> [Excerpted text]
******************************

Virginian-Pilot


DATE: Saturday, June 7, 1997                TAG: 9706070747

SECTION: LOCAL                   PAGE: B1   EDITION: NORTH CAROLINA 

TYPE: Column 

SOURCE: Anne Saita

                                            LENGTH:   57 lines




LET'S TEACH OUR CHILDREN TO LIVE IN HARMONY, NOT PERISH AS FOOLS.

Three years ago, I stood in a supermarket express checkout line and noticed a seemingly abandoned cart in front of me holding 16 items. The limit was 10.

I normally wouldn't mind, but this time I was in a hurry. When a middle-aged woman returned to the cart with even more stuff, I told her she was in the wrong line.

She, in turn, told me I was out of line.

``I have only two hands,'' she repeatedly said and refused to budge. Then she accused me of picking on her because she was black and I was white.

I kept quiet, and she checked out in front of me. But the scene, though never repeated, has never left me. Cries of racism - some warranted, some not - have surfaced often in the communities I have covered these past four years.

I have met with black and white parents who shared the same fear for their children's safety after racial tensions flared up at a local high school.

I have stood in the middle of a heated civil rights rally sparked by a white commissioner's insulting joke to a black sheriff. I felt the crowd's anger, but I also felt safe despite being the only white person in the place.

I have talked to African-American workers who claim their employer treated them unfairly because of their ethnicity. I have heard from their Caucasian counterparts who said they, too, felt discriminated against during promotions.

High school students last week privately accused one another of standing up for racism, rather than principles, at a peaceful protest. It's a refrain I've heard all too frequently.

******************************

> [Work order 1]
Answer these questions from the column on racial tensions:
(a) How many items did the seemingly abandoned cart hold, and what was the checkout line's limit?
(b) What sparked the civil rights rally the writer stood in?
(c) For how many years has the writer covered these communities?
> [Work order 2] Resume the column on racial tensions, starting after its final sentence.
The items that follow have no connection to the column.

> [Document layout analysis data]
******************************

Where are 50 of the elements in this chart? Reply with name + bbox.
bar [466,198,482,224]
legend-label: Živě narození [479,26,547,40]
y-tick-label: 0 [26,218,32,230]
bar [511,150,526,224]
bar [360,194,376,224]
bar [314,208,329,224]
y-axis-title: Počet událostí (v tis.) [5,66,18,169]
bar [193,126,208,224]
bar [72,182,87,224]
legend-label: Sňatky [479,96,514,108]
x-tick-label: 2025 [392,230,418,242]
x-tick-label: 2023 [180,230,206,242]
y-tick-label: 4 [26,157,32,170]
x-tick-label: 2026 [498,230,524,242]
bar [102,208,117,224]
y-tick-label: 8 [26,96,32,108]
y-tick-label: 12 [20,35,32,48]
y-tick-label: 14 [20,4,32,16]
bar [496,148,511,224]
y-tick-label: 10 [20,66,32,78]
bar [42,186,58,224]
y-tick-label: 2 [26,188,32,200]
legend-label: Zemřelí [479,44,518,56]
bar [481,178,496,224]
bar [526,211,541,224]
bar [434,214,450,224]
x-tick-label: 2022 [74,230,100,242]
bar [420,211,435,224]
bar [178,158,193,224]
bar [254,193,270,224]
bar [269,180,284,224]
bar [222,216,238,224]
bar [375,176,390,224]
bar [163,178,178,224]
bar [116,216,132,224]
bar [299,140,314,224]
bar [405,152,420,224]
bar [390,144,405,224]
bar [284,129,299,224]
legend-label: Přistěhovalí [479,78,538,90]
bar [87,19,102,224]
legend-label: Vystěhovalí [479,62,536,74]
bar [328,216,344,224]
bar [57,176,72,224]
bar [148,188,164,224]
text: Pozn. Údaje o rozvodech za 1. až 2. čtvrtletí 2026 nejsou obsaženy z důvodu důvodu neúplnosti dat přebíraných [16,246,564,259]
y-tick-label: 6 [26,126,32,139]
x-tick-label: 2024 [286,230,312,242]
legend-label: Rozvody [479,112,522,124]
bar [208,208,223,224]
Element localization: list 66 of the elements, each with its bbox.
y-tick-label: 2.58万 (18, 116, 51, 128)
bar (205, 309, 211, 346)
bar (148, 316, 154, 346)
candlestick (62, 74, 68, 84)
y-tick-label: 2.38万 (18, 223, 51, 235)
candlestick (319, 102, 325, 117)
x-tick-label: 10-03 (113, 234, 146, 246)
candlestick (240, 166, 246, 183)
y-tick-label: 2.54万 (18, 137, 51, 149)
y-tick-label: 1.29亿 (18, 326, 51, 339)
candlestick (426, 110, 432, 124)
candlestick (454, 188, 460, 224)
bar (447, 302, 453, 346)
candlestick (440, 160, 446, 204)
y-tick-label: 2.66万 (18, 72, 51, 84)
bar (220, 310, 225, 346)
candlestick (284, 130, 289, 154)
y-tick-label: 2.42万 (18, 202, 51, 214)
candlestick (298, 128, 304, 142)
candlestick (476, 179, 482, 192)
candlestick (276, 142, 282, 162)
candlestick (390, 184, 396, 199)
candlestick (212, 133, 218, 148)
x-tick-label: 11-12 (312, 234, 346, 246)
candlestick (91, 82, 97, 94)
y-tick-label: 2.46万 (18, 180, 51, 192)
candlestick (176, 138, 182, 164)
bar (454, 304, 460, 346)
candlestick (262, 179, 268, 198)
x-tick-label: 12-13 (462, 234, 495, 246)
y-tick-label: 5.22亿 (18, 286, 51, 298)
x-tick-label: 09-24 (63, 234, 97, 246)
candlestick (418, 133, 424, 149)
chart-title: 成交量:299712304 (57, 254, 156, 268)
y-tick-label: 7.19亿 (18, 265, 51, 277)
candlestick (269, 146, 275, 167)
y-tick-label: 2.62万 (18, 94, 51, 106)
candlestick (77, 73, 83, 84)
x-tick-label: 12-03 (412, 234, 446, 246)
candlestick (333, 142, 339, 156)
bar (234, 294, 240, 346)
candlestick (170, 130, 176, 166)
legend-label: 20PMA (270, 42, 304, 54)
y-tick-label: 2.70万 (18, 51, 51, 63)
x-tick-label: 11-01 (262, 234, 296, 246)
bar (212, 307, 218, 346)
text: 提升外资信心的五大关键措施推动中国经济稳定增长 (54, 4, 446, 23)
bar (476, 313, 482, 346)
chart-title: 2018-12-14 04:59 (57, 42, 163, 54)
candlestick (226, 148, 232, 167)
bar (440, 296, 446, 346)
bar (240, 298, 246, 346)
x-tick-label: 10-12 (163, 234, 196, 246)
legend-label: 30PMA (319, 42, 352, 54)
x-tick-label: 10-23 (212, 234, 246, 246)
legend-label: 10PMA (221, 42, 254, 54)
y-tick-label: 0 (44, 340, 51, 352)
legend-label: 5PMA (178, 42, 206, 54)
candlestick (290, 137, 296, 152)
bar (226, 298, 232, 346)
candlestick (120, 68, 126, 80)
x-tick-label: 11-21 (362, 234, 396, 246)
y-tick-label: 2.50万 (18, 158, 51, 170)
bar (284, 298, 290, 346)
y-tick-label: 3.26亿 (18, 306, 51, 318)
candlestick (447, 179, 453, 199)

******************************

> [Response 1]
(a) The cart held 16 items, and the limit was 10.
(b) A white commissioner's insulting joke to a black sheriff sparked it.
(c) The writer has covered them for four years.

> [Response 2]
My job has allowed me access into the households of some of the area's wealthiest white families and its poorest blacks. Each has treated me with hospitality and some degree of friendliness.

I remember one elderly black woman who tended to let her family do the talking, but whose parting words spoke volumes about our racial history. ``I like you,'' she softly said as I started to leave. ``You treat us like people, not dogs.''

A few days ago, I left an elementary school where kids I'd seen playfully eating together as kindergartners had since segregated themselves in the cafeteria only a few years later.

I was looking at our future. But it looked more like a scene from our past.

It's time we paid more attention to what we say and do around our children. Maybe then this mixed salad we call America will not leave so many with a bitter taste.

Let's teach them how, through our votes and our voices, we can change the rules if enough of us don't like them. Maybe then, through honoring those changes, political and socioeconomic balances will be gained or restored.

Let's help them learn that respect is not an entitlement but a privilege earned and sometimes lost. Maybe then a person's character, not just his or her complexion, will be considered before passing judgment.

Let's warn them that mistakes are part of the process, that we must choose our battles wisely and that you can challenge someone's arithmetic in a supermarket checkout and end up taking on something far more.

Then maybe, just maybe, we'll live in a world where everyone counts.